[Problem to solve]
Reproduce all of the material word for word.

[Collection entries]

______________________________

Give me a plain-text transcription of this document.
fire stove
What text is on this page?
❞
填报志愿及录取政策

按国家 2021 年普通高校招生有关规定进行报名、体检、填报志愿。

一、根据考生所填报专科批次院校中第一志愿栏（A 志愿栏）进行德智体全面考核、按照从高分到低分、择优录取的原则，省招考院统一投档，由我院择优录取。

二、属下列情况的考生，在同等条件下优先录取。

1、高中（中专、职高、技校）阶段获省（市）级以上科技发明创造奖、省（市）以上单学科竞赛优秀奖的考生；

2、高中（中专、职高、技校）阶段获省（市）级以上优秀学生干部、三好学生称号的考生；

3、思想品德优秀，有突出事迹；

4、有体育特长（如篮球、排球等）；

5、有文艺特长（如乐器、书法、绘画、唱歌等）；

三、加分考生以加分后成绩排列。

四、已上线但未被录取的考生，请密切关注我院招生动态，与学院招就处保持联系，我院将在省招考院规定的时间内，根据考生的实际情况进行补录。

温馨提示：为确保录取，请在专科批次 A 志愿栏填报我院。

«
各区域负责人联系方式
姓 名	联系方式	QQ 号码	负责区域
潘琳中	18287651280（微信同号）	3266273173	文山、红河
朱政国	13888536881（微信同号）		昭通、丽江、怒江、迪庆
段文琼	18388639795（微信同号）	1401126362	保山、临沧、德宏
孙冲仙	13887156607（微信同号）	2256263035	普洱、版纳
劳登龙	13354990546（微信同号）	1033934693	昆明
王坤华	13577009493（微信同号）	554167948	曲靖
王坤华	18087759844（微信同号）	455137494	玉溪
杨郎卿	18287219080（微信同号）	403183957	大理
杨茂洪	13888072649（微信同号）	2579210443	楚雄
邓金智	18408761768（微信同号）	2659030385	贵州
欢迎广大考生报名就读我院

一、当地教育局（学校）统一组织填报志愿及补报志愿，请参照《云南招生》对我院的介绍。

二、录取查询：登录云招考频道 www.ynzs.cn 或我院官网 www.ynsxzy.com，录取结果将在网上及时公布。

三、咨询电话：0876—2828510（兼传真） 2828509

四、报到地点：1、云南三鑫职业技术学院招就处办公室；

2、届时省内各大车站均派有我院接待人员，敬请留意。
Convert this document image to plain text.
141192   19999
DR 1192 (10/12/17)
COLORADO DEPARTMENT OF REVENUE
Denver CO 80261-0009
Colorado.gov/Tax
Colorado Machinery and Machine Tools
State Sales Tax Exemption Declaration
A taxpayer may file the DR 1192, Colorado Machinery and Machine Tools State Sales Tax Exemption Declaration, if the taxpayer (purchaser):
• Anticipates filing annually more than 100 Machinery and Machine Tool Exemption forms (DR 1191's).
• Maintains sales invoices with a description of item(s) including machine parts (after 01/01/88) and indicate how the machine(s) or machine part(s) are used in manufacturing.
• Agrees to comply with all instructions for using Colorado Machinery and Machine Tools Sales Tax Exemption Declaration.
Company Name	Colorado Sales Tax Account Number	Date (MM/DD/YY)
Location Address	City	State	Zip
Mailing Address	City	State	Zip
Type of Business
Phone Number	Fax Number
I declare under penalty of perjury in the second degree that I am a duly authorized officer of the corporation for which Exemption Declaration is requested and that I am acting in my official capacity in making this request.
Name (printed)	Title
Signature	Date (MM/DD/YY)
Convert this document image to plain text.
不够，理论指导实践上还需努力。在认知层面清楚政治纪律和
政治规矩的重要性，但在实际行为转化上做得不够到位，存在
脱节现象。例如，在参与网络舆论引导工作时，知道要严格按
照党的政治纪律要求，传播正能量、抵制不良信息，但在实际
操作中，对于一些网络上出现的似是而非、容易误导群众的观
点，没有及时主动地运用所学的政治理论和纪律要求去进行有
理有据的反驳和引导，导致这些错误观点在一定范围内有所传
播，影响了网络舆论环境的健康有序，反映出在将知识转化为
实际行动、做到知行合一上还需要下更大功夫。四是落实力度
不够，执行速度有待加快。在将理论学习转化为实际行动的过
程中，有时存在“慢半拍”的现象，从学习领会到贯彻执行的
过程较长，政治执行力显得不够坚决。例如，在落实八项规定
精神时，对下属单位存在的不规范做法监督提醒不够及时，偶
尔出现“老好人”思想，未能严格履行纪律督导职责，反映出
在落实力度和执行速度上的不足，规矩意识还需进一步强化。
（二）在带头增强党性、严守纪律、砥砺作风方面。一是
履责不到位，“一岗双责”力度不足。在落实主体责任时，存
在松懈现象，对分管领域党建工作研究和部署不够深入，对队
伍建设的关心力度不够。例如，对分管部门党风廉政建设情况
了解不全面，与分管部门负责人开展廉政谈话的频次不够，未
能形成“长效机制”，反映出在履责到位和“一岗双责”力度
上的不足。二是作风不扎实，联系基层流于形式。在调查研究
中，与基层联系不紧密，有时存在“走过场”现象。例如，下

______________________________

[Result of this task]
Give me a plain-text transcription of this document.
fire stove
What text is on this page?
❞
填报志愿及录取政策

按国家 2021 年普通高校招生有关规定进行报名、体检、填报志愿。

一、根据考生所填报专科批次院校中第一志愿栏（A 志愿栏）进行德智体全面考核、按照从高分到低分、择优录取的原则，省招考院统一投档，由我院择优录取。

二、属下列情况的考生，在同等条件下优先录取。

1、高中（中专、职高、技校）阶段获省（市）级以上科技发明创造奖、省（市）以上单学科竞赛优秀奖的考生；

2、高中（中专、职高、技校）阶段获省（市）级以上优秀学生干部、三好学生称号的考生；

3、思想品德优秀，有突出事迹；

4、有体育特长（如篮球、排球等）；

5、有文艺特长（如乐器、书法、绘画、唱歌等）；

三、加分考生以加分后成绩排列。

四、已上线但未被录取的考生，请密切关注我院招生动态，与学院招就处保持联系，我院将在省招考院规定的时间内，根据考生的实际情况进行补录。

温馨提示：为确保录取，请在专科批次 A 志愿栏填报我院。

«
各区域负责人联系方式
姓 名	联系方式	QQ 号码	负责区域
潘琳中	18287651280（微信同号）	3266273173	文山、红河
朱政国	13888536881（微信同号）		昭通、丽江、怒江、迪庆
段文琼	18388639795（微信同号）	1401126362	保山、临沧、德宏
孙冲仙	13887156607（微信同号）	2256263035	普洱、版纳
劳登龙	13354990546（微信同号）	1033934693	昆明
王坤华	13577009493（微信同号）	554167948	曲靖
王坤华	18087759844（微信同号）	455137494	玉溪
杨郎卿	18287219080（微信同号）	403183957	大理
杨茂洪	13888072649（微信同号）	2579210443	楚雄
邓金智	18408761768（微信同号）	2659030385	贵州
欢迎广大考生报名就读我院

一、当地教育局（学校）统一组织填报志愿及补报志愿，请参照《云南招生》对我院的介绍。

二、录取查询：登录云招考频道 www.ynzs.cn 或我院官网 www.ynsxzy.com，录取结果将在网上及时公布。

三、咨询电话：0876—2828510（兼传真） 2828509

四、报到地点：1、云南三鑫职业技术学院招就处办公室；

2、届时省内各大车站均派有我院接待人员，敬请留意。
Convert this document image to plain text.
141192   19999
DR 1192 (10/12/17)
COLORADO DEPARTMENT OF REVENUE
Denver CO 80261-0009
Colorado.gov/Tax
Colorado Machinery and Machine Tools
State Sales Tax Exemption Declaration
A taxpayer may file the DR 1192, Colorado Machinery and Machine Tools State Sales Tax Exemption Declaration, if the taxpayer (purchaser):
• Anticipates filing annually more than 100 Machinery and Machine Tool Exemption forms (DR 1191's).
• Maintains sales invoices with a description of item(s) including machine parts (after 01/01/88) and indicate how the machine(s) or machine part(s) are used in manufacturing.
• Agrees to comply with all instructions for using Colorado Machinery and Machine Tools Sales Tax Exemption Declaration.
Company Name	Colorado Sales Tax Account Number	Date (MM/DD/YY)
Location Address	City	State	Zip
Mailing Address	City	State	Zip
Type of Business
Phone Number	Fax Number
I declare under penalty of perjury in the second degree that I am a duly authorized officer of the corporation for which Exemption Declaration is requested and that I am acting in my official capacity in making this request.
Name (printed)	Title
Signature	Date (MM/DD/YY)
Convert this document image to plain text.
不够，理论指导实践上还需努力。在认知层面清楚政治纪律和
政治规矩的重要性，但在实际行为转化上做得不够到位，存在
脱节现象。例如，在参与网络舆论引导工作时，知道要严格按
照党的政治纪律要求，传播正能量、抵制不良信息，但在实际
操作中，对于一些网络上出现的似是而非、容易误导群众的观
点，没有及时主动地运用所学的政治理论和纪律要求去进行有
理有据的反驳和引导，导致这些错误观点在一定范围内有所传
播，影响了网络舆论环境的健康有序，反映出在将知识转化为
实际行动、做到知行合一上还需要下更大功夫。四是落实力度
不够，执行速度有待加快。在将理论学习转化为实际行动的过
程中，有时存在“慢半拍”的现象，从学习领会到贯彻执行的
过程较长，政治执行力显得不够坚决。例如，在落实八项规定
精神时，对下属单位存在的不规范做法监督提醒不够及时，偶
尔出现“老好人”思想，未能严格履行纪律督导职责，反映出
在落实力度和执行速度上的不足，规矩意识还需进一步强化。
（二）在带头增强党性、严守纪律、砥砺作风方面。一是
履责不到位，“一岗双责”力度不足。在落实主体责任时，存
在松懈现象，对分管领域党建工作研究和部署不够深入，对队
伍建设的关心力度不够。例如，对分管部门党风廉政建设情况
了解不全面，与分管部门负责人开展廉政谈话的频次不够，未
能形成“长效机制”，反映出在履责到位和“一岗双责”力度
上的不足。二是作风不扎实，联系基层流于形式。在调查研究
中，与基层联系不紧密，有时存在“走过场”现象。例如，下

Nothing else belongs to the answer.